Task description:
Reproduce all of the listing below without alteration.

—————

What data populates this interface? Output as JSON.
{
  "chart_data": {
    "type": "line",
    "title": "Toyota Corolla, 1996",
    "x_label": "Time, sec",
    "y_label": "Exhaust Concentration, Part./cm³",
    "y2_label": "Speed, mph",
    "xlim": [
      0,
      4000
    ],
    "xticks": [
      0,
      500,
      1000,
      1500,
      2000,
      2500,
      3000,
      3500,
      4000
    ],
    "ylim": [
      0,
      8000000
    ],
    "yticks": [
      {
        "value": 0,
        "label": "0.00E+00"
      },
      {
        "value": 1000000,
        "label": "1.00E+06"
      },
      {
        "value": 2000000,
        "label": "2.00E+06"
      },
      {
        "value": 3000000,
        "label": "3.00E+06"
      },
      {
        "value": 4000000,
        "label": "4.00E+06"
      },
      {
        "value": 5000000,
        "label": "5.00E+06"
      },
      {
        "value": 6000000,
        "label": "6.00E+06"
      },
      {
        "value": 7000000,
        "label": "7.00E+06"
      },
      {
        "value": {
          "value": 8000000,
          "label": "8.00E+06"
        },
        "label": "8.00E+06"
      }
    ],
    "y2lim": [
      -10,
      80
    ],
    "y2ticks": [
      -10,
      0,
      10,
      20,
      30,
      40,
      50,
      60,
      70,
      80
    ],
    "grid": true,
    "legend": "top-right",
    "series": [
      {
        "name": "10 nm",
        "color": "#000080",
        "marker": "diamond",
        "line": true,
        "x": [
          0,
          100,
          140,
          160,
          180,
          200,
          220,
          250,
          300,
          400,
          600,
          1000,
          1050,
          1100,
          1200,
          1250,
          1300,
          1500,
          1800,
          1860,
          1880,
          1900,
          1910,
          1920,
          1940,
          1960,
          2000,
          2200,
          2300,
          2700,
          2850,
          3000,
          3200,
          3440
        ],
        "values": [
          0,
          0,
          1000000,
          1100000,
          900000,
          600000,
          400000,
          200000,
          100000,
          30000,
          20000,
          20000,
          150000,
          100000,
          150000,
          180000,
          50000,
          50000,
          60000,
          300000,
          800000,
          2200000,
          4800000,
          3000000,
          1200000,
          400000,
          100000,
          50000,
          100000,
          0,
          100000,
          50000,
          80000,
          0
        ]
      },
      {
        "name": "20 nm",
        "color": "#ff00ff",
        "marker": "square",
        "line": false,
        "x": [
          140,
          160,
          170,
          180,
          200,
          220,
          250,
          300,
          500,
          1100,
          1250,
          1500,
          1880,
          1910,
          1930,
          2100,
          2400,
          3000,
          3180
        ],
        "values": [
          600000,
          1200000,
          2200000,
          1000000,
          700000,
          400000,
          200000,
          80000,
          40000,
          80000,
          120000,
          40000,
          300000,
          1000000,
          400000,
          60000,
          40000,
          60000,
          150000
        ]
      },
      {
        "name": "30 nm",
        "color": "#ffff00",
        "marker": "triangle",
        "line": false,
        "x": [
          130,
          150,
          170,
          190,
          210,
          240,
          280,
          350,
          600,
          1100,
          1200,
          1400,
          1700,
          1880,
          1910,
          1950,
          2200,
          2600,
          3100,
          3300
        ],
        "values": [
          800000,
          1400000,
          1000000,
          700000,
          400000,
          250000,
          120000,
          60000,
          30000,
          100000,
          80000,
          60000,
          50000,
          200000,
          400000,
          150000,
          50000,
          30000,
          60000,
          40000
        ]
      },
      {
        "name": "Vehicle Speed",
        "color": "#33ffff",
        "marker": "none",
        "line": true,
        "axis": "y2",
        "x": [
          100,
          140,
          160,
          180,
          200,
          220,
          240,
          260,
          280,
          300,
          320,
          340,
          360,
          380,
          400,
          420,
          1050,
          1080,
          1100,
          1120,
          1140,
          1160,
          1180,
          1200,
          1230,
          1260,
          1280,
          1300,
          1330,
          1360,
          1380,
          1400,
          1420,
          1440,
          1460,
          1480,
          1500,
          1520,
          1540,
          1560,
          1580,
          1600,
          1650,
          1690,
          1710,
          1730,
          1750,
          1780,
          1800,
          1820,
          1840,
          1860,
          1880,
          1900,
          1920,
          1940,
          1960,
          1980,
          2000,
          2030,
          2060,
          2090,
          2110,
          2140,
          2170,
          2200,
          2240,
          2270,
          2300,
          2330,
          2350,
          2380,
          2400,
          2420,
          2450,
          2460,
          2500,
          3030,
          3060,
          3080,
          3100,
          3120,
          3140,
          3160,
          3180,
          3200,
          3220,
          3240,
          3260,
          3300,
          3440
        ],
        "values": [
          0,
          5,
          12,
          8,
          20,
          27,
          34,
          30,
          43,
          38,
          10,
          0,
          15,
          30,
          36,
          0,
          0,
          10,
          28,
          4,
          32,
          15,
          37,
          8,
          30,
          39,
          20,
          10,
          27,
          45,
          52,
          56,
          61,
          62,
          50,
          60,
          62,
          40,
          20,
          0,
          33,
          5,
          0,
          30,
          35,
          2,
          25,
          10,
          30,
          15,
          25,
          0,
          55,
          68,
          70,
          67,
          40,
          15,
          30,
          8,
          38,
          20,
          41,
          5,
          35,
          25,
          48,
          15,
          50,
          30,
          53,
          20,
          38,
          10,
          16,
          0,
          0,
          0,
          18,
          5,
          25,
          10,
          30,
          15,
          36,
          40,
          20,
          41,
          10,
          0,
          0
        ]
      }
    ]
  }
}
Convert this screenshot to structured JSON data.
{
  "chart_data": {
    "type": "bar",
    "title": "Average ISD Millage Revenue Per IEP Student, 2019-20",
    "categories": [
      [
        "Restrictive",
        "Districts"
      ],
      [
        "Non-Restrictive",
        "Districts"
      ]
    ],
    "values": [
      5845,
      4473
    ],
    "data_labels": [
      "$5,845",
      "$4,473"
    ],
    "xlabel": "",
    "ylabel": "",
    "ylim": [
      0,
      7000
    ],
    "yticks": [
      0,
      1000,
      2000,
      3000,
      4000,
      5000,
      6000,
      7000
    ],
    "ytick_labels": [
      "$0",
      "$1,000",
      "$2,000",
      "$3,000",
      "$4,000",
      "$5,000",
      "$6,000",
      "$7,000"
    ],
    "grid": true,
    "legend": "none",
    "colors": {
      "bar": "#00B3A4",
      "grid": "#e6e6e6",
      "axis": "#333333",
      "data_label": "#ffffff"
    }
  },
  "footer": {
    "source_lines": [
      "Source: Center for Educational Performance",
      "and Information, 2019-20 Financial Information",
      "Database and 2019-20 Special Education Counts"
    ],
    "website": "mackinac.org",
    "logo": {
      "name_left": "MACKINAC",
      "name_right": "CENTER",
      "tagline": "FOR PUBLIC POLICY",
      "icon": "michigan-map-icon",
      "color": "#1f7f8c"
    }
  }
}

—————

Task solution:
What data populates this interface? Output as JSON.
{
  "chart_data": {
    "type": "line",
    "title": "Toyota Corolla, 1996",
    "x_label": "Time, sec",
    "y_label": "Exhaust Concentration, Part./cm³",
    "y2_label": "Speed, mph",
    "xlim": [
      0,
      4000
    ],
    "xticks": [
      0,
      500,
      1000,
      1500,
      2000,
      2500,
      3000,
      3500,
      4000
    ],
    "ylim": [
      0,
      8000000
    ],
    "yticks": [
      {
        "value": 0,
        "label": "0.00E+00"
      },
      {
        "value": 1000000,
        "label": "1.00E+06"
      },
      {
        "value": 2000000,
        "label": "2.00E+06"
      },
      {
        "value": 3000000,
        "label": "3.00E+06"
      },
      {
        "value": 4000000,
        "label": "4.00E+06"
      },
      {
        "value": 5000000,
        "label": "5.00E+06"
      },
      {
        "value": 6000000,
        "label": "6.00E+06"
      },
      {
        "value": 7000000,
        "label": "7.00E+06"
      },
      {
        "value": {
          "value": 8000000,
          "label": "8.00E+06"
        },
        "label": "8.00E+06"
      }
    ],
    "y2lim": [
      -10,
      80
    ],
    "y2ticks": [
      -10,
      0,
      10,
      20,
      30,
      40,
      50,
      60,
      70,
      80
    ],
    "grid": true,
    "legend": "top-right",
    "series": [
      {
        "name": "10 nm",
        "color": "#000080",
        "marker": "diamond",
        "line": true,
        "x": [
          0,
          100,
          140,
          160,
          180,
          200,
          220,
          250,
          300,
          400,
          600,
          1000,
          1050,
          1100,
          1200,
          1250,
          1300,
          1500,
          1800,
          1860,
          1880,
          1900,
          1910,
          1920,
          1940,
          1960,
          2000,
          2200,
          2300,
          2700,
          2850,
          3000,
          3200,
          3440
        ],
        "values": [
          0,
          0,
          1000000,
          1100000,
          900000,
          600000,
          400000,
          200000,
          100000,
          30000,
          20000,
          20000,
          150000,
          100000,
          150000,
          180000,
          50000,
          50000,
          60000,
          300000,
          800000,
          2200000,
          4800000,
          3000000,
          1200000,
          400000,
          100000,
          50000,
          100000,
          0,
          100000,
          50000,
          80000,
          0
        ]
      },
      {
        "name": "20 nm",
        "color": "#ff00ff",
        "marker": "square",
        "line": false,
        "x": [
          140,
          160,
          170,
          180,
          200,
          220,
          250,
          300,
          500,
          1100,
          1250,
          1500,
          1880,
          1910,
          1930,
          2100,
          2400,
          3000,
          3180
        ],
        "values": [
          600000,
          1200000,
          2200000,
          1000000,
          700000,
          400000,
          200000,
          80000,
          40000,
          80000,
          120000,
          40000,
          300000,
          1000000,
          400000,
          60000,
          40000,
          60000,
          150000
        ]
      },
      {
        "name": "30 nm",
        "color": "#ffff00",
        "marker": "triangle",
        "line": false,
        "x": [
          130,
          150,
          170,
          190,
          210,
          240,
          280,
          350,
          600,
          1100,
          1200,
          1400,
          1700,
          1880,
          1910,
          1950,
          2200,
          2600,
          3100,
          3300
        ],
        "values": [
          800000,
          1400000,
          1000000,
          700000,
          400000,
          250000,
          120000,
          60000,
          30000,
          100000,
          80000,
          60000,
          50000,
          200000,
          400000,
          150000,
          50000,
          30000,
          60000,
          40000
        ]
      },
      {
        "name": "Vehicle Speed",
        "color": "#33ffff",
        "marker": "none",
        "line": true,
        "axis": "y2",
        "x": [
          100,
          140,
          160,
          180,
          200,
          220,
          240,
          260,
          280,
          300,
          320,
          340,
          360,
          380,
          400,
          420,
          1050,
          1080,
          1100,
          1120,
          1140,
          1160,
          1180,
          1200,
          1230,
          1260,
          1280,
          1300,
          1330,
          1360,
          1380,
          1400,
          1420,
          1440,
          1460,
          1480,
          1500,
          1520,
          1540,
          1560,
          1580,
          1600,
          1650,
          1690,
          1710,
          1730,
          1750,
          1780,
          1800,
          1820,
          1840,
          1860,
          1880,
          1900,
          1920,
          1940,
          1960,
          1980,
          2000,
          2030,
          2060,
          2090,
          2110,
          2140,
          2170,
          2200,
          2240,
          2270,
          2300,
          2330,
          2350,
          2380,
          2400,
          2420,
          2450,
          2460,
          2500,
          3030,
          3060,
          3080,
          3100,
          3120,
          3140,
          3160,
          3180,
          3200,
          3220,
          3240,
          3260,
          3300,
          3440
        ],
        "values": [
          0,
          5,
          12,
          8,
          20,
          27,
          34,
          30,
          43,
          38,
          10,
          0,
          15,
          30,
          36,
          0,
          0,
          10,
          28,
          4,
          32,
          15,
          37,
          8,
          30,
          39,
          20,
          10,
          27,
          45,
          52,
          56,
          61,
          62,
          50,
          60,
          62,
          40,
          20,
          0,
          33,
          5,
          0,
          30,
          35,
          2,
          25,
          10,
          30,
          15,
          25,
          0,
          55,
          68,
          70,
          67,
          40,
          15,
          30,
          8,
          38,
          20,
          41,
          5,
          35,
          25,
          48,
          15,
          50,
          30,
          53,
          20,
          38,
          10,
          16,
          0,
          0,
          0,
          18,
          5,
          25,
          10,
          30,
          15,
          36,
          40,
          20,
          41,
          10,
          0,
          0
        ]
      }
    ]
  }
}
Convert this screenshot to structured JSON data.
{
  "chart_data": {
    "type": "bar",
    "title": "Average ISD Millage Revenue Per IEP Student, 2019-20",
    "categories": [
      [
        "Restrictive",
        "Districts"
      ],
      [
        "Non-Restrictive",
        "Districts"
      ]
    ],
    "values": [
      5845,
      4473
    ],
    "data_labels": [
      "$5,845",
      "$4,473"
    ],
    "xlabel": "",
    "ylabel": "",
    "ylim": [
      0,
      7000
    ],
    "yticks": [
      0,
      1000,
      2000,
      3000,
      4000,
      5000,
      6000,
      7000
    ],
    "ytick_labels": [
      "$0",
      "$1,000",
      "$2,000",
      "$3,000",
      "$4,000",
      "$5,000",
      "$6,000",
      "$7,000"
    ],
    "grid": true,
    "legend": "none",
    "colors": {
      "bar": "#00B3A4",
      "grid": "#e6e6e6",
      "axis": "#333333",
      "data_label": "#ffffff"
    }
  },
  "footer": {
    "source_lines": [
      "Source: Center for Educational Performance",
      "and Information, 2019-20 Financial Information",
      "Database and 2019-20 Special Education Counts"
    ],
    "website": "mackinac.org",
    "logo": {
      "name_left": "MACKINAC",
      "name_right": "CENTER",
      "tagline": "FOR PUBLIC POLICY",
      "icon": "michigan-map-icon",
      "color": "#1f7f8c"
    }
  }
}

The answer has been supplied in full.